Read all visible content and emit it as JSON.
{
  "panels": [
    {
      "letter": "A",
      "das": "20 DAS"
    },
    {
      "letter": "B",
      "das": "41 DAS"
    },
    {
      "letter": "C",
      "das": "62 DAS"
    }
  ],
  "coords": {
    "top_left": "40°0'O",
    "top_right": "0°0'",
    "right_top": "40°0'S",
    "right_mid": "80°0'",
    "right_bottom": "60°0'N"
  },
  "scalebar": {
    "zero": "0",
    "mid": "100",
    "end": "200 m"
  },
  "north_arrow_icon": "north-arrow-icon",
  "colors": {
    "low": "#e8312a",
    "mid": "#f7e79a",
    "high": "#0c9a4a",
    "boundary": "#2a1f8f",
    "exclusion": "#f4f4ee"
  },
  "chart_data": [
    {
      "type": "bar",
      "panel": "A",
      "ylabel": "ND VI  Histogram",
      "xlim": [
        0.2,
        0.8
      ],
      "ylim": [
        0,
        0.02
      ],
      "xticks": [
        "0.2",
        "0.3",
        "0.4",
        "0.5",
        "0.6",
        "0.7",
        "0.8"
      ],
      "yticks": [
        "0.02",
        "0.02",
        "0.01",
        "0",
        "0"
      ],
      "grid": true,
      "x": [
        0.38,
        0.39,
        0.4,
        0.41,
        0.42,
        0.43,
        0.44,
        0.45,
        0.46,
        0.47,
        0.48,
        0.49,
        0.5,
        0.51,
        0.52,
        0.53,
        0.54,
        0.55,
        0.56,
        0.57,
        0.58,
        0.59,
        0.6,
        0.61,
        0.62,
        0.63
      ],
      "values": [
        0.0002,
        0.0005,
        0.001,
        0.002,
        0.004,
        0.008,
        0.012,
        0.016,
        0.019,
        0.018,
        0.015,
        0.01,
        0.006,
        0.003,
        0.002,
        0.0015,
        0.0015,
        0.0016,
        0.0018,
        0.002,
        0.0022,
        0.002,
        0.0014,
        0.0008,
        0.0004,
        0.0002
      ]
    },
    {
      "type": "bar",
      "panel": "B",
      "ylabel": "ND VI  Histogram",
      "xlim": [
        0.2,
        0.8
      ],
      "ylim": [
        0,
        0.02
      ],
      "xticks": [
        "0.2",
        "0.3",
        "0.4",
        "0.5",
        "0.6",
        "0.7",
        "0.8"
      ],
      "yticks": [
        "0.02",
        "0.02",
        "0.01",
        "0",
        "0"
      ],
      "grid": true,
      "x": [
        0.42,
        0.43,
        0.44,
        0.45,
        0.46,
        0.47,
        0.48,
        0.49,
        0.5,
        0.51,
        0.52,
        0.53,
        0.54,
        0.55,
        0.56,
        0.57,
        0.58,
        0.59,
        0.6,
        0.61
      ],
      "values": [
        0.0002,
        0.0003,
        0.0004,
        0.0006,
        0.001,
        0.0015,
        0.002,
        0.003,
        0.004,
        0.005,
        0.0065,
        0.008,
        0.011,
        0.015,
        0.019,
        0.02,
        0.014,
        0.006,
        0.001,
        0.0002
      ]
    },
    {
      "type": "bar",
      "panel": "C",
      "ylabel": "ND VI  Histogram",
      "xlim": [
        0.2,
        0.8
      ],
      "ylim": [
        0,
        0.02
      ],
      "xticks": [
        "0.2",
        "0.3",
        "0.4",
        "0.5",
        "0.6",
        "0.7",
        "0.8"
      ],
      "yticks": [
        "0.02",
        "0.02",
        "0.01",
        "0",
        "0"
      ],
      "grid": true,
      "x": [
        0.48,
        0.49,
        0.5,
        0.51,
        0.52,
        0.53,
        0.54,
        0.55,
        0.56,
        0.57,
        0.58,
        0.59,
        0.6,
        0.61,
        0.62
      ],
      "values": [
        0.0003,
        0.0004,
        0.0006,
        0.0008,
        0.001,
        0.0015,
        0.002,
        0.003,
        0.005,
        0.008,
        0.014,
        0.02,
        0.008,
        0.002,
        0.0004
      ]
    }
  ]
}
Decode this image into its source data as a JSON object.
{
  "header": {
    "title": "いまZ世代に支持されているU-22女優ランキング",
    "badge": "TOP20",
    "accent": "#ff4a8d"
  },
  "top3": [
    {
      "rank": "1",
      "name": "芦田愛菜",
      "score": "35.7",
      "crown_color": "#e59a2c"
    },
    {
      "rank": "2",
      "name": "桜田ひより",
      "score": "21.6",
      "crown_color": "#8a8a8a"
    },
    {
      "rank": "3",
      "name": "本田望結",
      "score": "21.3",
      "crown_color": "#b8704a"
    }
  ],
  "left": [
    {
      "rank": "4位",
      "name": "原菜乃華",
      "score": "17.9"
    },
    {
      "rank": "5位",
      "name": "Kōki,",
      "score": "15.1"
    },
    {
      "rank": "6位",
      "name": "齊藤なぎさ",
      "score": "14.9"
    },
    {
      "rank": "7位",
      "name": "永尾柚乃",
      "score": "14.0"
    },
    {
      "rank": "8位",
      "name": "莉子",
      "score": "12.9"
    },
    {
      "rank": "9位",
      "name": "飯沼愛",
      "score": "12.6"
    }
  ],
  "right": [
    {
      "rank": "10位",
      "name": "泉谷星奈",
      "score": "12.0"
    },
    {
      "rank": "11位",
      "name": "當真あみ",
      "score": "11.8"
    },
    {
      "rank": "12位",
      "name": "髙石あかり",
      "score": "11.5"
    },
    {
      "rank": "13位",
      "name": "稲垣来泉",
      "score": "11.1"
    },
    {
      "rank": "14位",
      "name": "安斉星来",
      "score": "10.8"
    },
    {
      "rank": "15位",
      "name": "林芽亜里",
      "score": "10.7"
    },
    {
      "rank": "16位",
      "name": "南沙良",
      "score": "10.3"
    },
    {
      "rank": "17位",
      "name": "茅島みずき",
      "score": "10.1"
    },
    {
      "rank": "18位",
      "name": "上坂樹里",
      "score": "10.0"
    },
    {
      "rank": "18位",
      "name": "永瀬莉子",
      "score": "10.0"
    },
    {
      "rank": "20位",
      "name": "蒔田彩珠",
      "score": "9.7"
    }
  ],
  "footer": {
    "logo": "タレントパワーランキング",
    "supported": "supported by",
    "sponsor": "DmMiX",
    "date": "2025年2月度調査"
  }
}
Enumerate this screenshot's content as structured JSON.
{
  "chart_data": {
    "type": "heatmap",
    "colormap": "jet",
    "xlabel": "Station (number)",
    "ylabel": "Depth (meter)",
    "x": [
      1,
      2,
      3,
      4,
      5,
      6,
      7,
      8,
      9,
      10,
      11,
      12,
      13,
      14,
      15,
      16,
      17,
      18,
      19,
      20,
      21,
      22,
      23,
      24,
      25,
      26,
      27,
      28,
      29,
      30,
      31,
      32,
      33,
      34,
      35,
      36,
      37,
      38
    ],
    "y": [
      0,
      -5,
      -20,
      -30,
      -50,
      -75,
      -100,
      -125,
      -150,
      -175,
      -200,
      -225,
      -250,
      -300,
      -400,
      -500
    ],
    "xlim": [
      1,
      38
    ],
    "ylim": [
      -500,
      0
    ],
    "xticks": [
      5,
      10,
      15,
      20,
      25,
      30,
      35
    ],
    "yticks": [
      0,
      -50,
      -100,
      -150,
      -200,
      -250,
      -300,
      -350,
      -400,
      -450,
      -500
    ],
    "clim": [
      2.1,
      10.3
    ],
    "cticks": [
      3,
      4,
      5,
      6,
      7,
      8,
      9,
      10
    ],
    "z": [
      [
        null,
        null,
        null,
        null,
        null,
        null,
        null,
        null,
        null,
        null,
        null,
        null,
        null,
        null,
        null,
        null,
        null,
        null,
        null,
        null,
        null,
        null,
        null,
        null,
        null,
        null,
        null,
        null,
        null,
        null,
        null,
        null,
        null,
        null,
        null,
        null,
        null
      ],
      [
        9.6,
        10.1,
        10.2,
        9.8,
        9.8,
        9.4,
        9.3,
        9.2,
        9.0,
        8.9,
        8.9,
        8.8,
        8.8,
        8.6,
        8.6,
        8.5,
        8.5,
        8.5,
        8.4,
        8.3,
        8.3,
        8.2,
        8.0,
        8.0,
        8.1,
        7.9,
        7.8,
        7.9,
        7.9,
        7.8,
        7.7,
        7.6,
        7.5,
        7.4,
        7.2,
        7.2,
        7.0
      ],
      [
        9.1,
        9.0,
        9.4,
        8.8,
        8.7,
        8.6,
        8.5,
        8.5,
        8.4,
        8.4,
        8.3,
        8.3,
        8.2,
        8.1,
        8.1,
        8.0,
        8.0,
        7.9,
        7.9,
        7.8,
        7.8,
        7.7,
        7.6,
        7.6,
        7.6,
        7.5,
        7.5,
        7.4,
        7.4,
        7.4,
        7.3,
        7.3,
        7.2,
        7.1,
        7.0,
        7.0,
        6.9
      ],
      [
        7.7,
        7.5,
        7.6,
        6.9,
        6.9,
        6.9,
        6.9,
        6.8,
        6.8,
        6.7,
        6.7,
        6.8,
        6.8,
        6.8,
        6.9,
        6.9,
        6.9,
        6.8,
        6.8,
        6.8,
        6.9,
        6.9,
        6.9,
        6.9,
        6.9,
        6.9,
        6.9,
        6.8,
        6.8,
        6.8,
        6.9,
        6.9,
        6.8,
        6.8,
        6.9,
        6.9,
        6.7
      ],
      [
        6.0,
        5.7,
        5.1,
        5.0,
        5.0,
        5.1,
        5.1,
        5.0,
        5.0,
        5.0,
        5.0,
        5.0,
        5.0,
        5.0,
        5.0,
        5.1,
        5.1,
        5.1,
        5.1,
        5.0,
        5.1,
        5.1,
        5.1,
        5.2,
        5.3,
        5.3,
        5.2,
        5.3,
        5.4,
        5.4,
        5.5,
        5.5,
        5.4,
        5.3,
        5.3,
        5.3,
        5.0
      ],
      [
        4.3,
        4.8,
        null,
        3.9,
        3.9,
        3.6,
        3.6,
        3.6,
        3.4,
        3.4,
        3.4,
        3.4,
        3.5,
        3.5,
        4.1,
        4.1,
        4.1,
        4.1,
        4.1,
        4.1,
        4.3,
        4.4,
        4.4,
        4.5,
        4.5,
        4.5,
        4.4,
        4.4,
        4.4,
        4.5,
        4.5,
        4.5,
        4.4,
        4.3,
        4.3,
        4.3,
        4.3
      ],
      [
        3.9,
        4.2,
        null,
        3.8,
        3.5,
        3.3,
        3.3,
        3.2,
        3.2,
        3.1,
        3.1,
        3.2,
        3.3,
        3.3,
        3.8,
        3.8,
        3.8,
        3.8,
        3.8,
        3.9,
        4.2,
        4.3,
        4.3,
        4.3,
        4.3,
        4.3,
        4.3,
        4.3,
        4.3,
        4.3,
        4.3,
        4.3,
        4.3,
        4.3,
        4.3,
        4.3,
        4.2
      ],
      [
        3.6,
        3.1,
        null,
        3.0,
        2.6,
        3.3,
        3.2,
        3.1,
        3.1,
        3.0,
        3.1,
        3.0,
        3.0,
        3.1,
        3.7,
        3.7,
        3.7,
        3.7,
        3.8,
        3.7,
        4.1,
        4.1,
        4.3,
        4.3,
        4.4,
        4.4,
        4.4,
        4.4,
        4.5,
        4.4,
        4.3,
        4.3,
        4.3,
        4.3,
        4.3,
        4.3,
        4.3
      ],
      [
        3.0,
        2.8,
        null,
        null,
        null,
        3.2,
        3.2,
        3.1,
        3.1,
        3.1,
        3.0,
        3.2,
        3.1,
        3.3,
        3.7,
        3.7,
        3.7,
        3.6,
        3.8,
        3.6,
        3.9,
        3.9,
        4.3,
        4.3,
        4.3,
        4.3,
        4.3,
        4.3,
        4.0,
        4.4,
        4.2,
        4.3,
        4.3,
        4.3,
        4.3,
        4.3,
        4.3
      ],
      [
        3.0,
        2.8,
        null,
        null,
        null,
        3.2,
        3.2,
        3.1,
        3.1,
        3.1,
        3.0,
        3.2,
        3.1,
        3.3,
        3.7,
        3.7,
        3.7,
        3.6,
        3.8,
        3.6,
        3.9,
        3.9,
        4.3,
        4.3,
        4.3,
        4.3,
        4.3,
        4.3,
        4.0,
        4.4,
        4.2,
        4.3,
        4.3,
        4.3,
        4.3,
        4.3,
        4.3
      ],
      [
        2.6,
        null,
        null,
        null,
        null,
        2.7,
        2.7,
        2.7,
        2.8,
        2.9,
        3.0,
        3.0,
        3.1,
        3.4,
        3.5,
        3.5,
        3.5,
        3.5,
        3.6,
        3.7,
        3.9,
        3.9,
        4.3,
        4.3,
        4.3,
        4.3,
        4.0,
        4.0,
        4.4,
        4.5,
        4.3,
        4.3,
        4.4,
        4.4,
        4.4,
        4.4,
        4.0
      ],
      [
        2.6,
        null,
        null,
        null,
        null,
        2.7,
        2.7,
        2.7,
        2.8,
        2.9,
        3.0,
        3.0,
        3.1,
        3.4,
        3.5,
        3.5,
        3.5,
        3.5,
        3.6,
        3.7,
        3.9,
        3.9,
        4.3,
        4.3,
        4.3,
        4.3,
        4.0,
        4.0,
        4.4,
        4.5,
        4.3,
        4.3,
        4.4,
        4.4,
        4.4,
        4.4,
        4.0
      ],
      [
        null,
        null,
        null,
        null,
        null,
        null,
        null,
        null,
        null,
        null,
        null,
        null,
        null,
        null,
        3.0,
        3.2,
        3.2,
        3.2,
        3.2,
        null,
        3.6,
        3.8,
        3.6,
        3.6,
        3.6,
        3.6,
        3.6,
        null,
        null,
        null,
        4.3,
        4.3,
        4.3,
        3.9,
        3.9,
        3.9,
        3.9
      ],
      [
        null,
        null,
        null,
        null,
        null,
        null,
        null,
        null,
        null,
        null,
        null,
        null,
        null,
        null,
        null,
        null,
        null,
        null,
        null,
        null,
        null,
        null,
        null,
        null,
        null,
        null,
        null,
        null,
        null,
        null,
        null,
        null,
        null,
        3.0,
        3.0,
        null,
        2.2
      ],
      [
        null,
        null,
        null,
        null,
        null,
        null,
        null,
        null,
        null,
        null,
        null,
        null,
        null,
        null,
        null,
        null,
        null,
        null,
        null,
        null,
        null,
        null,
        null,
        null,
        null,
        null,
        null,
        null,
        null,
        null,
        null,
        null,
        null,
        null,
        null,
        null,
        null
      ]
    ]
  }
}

- PROBLEM TO SOLVE
Every line of the listing that holds "this" should be found and copied.

- EXPECTED OUTPUT
Decode this image into its source data as a JSON object.
Enumerate this screenshot's content as structured JSON.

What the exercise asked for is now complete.